*What you should do:* Report how many lines in the records hold the string "Mental"; give the number and nothing else.

*Input:*
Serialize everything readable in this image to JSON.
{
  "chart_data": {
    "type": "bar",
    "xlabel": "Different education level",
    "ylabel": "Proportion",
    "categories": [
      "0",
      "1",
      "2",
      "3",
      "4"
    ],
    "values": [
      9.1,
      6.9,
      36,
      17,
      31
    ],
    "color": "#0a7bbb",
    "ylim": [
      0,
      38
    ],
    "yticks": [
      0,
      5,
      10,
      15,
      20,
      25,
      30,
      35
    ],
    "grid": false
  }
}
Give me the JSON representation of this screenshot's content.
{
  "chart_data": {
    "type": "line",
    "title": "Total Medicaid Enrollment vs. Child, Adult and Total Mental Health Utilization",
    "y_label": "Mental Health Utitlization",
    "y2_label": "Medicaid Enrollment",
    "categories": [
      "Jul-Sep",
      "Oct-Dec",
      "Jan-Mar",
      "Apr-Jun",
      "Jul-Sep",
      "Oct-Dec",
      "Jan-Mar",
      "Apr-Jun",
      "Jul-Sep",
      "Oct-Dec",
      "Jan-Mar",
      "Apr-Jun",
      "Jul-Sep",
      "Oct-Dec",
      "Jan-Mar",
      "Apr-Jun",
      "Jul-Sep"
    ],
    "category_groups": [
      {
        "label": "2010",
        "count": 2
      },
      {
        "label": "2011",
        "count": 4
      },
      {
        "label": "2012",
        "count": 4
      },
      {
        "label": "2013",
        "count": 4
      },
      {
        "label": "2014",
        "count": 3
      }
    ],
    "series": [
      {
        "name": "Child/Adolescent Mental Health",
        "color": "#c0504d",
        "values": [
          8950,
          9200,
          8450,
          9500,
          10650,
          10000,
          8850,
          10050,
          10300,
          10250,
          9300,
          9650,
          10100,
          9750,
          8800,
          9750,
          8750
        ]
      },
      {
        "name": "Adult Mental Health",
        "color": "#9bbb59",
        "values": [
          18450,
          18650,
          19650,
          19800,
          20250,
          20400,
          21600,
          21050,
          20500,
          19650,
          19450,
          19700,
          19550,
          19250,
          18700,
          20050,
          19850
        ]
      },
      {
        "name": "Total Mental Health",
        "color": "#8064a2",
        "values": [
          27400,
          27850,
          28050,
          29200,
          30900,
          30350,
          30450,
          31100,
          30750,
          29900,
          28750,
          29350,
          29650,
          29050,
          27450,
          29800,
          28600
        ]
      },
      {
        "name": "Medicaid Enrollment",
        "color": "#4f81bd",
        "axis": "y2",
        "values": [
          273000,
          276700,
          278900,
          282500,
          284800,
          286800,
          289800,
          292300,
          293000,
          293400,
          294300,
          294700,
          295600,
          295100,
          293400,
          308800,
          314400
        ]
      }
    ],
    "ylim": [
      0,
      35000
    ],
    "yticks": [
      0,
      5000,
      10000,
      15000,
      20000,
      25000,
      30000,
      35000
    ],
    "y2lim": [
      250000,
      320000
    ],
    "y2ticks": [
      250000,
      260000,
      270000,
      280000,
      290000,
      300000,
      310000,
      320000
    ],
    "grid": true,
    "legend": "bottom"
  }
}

*Result of this task:* 5